What lines of the data include the string "name"? Copy them all.
--- --- ---
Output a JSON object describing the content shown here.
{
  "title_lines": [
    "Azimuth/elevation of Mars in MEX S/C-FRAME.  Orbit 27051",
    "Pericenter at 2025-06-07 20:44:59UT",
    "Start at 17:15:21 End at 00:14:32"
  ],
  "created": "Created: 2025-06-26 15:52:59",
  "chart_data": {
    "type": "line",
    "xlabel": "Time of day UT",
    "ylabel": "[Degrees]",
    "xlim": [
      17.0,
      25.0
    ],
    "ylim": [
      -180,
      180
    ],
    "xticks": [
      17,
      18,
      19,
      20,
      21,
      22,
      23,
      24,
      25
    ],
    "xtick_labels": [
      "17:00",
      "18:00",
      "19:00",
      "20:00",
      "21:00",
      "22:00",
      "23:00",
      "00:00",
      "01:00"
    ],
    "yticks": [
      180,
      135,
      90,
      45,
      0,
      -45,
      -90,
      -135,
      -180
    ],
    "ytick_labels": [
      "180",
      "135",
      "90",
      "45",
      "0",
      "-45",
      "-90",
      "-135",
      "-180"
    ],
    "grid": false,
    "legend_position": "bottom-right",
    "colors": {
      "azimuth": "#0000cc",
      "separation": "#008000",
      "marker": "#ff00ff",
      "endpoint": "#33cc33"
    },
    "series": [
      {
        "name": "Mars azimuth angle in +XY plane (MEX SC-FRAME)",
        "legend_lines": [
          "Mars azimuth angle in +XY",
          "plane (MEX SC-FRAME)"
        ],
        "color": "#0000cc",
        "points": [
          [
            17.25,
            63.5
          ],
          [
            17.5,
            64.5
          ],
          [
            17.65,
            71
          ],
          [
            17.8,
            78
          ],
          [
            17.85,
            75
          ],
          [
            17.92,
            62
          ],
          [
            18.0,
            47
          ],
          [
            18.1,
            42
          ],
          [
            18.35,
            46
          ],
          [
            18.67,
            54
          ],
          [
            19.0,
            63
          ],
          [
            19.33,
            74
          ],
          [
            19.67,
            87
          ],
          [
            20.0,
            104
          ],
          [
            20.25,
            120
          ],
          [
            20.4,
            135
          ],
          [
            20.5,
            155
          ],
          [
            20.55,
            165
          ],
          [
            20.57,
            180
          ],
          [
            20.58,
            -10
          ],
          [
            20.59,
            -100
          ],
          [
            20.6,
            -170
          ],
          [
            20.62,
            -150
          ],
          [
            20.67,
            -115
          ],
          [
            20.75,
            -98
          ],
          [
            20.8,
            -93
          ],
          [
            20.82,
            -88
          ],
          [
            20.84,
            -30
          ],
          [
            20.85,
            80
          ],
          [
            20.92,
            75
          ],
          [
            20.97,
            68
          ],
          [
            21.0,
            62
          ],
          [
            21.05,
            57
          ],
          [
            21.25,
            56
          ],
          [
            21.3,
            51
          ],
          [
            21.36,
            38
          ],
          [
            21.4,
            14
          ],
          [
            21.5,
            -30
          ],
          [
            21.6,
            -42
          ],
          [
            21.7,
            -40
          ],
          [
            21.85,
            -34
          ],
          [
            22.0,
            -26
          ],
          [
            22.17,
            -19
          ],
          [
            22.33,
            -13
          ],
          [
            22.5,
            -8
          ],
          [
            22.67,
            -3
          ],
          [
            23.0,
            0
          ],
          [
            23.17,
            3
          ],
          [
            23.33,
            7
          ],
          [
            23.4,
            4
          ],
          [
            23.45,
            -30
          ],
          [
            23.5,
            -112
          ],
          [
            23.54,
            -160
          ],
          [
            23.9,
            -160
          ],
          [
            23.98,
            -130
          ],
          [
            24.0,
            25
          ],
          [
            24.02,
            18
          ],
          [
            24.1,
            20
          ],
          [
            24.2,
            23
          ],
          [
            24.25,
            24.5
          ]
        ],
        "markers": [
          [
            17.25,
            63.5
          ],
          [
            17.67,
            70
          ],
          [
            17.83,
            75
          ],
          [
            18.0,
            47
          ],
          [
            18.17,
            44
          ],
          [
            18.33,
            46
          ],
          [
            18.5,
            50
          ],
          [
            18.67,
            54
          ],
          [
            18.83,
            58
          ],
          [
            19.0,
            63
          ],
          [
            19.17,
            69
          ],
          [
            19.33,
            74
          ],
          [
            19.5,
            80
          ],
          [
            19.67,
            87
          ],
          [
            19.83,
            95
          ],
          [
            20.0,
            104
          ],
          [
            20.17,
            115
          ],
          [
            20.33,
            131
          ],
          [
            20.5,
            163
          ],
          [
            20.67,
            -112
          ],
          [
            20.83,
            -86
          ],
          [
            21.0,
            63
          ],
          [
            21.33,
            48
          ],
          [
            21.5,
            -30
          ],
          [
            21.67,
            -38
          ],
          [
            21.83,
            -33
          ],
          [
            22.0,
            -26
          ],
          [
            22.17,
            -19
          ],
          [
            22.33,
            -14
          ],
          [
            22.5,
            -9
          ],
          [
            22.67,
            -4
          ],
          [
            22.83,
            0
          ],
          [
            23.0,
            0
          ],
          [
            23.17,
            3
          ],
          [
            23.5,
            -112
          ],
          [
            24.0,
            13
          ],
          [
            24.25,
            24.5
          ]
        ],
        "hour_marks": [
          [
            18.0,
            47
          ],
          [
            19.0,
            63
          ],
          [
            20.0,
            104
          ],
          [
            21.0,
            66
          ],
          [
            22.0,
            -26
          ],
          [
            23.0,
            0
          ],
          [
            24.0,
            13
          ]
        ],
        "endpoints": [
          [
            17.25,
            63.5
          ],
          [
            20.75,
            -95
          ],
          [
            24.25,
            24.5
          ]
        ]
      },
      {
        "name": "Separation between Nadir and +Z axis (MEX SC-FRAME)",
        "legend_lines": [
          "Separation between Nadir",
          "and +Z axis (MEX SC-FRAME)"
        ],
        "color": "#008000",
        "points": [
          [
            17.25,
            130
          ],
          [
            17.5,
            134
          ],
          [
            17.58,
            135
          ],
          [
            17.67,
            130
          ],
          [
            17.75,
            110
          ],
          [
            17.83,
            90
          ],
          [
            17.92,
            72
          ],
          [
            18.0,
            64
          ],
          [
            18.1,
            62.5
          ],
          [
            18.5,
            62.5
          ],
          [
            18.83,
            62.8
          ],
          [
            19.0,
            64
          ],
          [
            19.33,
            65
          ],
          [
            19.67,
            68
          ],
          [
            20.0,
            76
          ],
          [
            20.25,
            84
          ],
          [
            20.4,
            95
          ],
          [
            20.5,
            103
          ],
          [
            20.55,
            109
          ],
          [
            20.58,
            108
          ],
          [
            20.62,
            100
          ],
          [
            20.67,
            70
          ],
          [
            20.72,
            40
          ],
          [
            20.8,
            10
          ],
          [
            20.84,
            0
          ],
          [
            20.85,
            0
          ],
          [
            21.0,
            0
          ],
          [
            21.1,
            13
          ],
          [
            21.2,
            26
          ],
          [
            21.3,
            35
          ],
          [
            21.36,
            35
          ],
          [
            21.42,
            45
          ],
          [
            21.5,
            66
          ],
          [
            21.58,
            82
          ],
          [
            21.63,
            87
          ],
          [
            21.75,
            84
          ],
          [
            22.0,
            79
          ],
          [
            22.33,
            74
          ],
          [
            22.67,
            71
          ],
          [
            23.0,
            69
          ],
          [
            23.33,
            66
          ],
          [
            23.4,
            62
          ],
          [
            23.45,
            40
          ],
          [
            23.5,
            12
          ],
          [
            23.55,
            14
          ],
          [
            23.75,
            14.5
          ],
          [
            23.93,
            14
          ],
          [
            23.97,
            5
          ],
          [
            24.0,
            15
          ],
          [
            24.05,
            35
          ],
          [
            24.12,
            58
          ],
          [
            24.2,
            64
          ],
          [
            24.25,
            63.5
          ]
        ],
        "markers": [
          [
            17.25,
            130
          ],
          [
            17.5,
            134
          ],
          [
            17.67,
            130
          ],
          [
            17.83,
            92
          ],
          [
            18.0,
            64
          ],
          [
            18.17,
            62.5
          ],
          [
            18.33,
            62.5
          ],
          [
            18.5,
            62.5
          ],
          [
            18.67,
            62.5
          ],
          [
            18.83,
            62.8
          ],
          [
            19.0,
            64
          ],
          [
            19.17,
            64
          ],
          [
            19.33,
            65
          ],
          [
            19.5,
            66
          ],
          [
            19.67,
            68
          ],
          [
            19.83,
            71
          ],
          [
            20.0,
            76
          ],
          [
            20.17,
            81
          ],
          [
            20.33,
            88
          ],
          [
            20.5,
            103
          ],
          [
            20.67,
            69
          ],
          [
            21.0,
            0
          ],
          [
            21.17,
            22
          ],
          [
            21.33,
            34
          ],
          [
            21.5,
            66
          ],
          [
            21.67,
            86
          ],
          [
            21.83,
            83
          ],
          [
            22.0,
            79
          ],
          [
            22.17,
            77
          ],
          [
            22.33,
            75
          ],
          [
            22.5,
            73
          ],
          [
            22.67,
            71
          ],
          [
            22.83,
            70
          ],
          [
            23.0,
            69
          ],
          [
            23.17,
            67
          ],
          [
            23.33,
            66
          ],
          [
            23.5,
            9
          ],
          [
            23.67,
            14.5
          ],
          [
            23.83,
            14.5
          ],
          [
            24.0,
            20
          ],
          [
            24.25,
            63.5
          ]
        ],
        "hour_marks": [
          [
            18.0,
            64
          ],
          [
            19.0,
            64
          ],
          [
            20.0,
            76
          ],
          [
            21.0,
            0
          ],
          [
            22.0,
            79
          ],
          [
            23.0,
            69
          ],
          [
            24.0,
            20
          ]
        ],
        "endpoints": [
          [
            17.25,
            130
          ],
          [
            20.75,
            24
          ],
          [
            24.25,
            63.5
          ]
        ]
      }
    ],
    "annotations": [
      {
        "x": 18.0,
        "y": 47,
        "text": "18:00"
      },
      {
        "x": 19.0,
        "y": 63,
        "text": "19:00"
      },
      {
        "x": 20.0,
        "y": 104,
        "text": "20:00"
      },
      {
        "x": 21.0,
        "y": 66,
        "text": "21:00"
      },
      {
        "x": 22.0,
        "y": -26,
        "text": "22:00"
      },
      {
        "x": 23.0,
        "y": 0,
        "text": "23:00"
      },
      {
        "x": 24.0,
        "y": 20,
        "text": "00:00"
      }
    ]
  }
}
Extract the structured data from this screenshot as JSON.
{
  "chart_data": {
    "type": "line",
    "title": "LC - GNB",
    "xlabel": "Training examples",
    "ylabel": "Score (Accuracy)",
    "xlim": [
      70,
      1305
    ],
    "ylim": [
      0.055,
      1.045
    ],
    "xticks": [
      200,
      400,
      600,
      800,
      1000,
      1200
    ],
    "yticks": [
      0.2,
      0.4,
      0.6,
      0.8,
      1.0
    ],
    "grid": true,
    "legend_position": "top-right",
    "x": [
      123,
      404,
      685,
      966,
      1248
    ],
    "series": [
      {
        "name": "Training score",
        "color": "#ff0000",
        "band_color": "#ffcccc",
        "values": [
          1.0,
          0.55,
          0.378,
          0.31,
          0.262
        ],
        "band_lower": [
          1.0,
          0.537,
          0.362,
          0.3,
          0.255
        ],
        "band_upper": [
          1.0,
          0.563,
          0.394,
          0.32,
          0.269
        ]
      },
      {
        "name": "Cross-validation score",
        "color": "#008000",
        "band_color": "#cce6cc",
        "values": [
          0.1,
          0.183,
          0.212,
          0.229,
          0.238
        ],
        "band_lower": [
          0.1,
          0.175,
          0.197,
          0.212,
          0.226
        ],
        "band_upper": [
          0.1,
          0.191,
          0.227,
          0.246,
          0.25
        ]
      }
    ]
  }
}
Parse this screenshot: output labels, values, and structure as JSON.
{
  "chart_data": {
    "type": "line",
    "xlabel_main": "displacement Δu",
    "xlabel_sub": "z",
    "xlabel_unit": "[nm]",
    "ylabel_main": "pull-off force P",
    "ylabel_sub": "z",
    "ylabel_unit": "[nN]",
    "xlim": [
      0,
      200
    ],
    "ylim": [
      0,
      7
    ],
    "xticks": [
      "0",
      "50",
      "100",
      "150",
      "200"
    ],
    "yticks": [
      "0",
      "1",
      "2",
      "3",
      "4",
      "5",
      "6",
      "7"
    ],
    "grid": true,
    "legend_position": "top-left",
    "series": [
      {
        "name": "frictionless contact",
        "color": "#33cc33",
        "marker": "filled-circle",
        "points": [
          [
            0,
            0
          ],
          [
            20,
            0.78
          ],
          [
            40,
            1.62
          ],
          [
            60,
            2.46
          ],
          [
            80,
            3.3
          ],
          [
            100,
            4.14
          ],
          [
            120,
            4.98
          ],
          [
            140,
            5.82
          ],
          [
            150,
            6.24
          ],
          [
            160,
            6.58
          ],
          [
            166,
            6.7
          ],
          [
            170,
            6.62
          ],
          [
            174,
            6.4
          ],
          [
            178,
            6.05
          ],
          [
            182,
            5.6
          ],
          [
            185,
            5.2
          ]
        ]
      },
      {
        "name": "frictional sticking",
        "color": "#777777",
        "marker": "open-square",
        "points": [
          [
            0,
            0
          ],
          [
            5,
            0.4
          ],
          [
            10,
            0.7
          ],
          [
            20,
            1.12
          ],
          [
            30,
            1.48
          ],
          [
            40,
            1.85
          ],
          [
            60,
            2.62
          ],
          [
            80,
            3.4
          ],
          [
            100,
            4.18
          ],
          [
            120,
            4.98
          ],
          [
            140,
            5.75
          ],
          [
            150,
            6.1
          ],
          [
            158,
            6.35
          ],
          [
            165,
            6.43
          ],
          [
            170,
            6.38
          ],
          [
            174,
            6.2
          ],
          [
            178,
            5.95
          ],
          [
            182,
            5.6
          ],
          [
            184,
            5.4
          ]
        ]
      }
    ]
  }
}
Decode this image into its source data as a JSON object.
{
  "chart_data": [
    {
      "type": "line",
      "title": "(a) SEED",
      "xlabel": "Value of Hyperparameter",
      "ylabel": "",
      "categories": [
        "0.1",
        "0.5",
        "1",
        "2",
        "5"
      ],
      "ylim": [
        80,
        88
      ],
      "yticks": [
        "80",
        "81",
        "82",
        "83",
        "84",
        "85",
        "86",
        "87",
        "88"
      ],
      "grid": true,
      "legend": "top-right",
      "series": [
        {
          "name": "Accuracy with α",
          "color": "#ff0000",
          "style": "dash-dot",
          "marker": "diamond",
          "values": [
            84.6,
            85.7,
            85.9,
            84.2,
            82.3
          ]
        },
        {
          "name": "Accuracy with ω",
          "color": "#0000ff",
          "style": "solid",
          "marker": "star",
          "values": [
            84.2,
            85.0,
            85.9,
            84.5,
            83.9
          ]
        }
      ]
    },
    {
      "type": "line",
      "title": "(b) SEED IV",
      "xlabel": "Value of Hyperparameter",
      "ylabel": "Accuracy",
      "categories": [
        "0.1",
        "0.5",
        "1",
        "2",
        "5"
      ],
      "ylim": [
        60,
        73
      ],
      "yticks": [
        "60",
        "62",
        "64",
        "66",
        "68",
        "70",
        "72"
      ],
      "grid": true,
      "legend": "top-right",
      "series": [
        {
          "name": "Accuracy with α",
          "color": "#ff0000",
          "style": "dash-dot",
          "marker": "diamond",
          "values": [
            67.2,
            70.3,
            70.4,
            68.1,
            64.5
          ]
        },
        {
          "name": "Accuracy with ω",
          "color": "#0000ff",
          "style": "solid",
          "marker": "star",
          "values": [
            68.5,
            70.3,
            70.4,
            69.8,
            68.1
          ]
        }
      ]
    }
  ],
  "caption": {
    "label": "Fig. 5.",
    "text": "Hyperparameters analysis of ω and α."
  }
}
--- --- ---
Answer below →
        "name": "Mars azimuth angle in +XY plane (MEX SC-FRAME)",
        "name": "Separation between Nadir and +Z axis (MEX SC-FRAME)",
        "name": "Training score",
        "name": "Cross-validation score",
        "name": "frictionless contact",
        "name": "frictional sticking",
          "name": "Accuracy with α",
          "name": "Accuracy with ω",
          "name": "Accuracy with α",
          "name": "Accuracy with ω",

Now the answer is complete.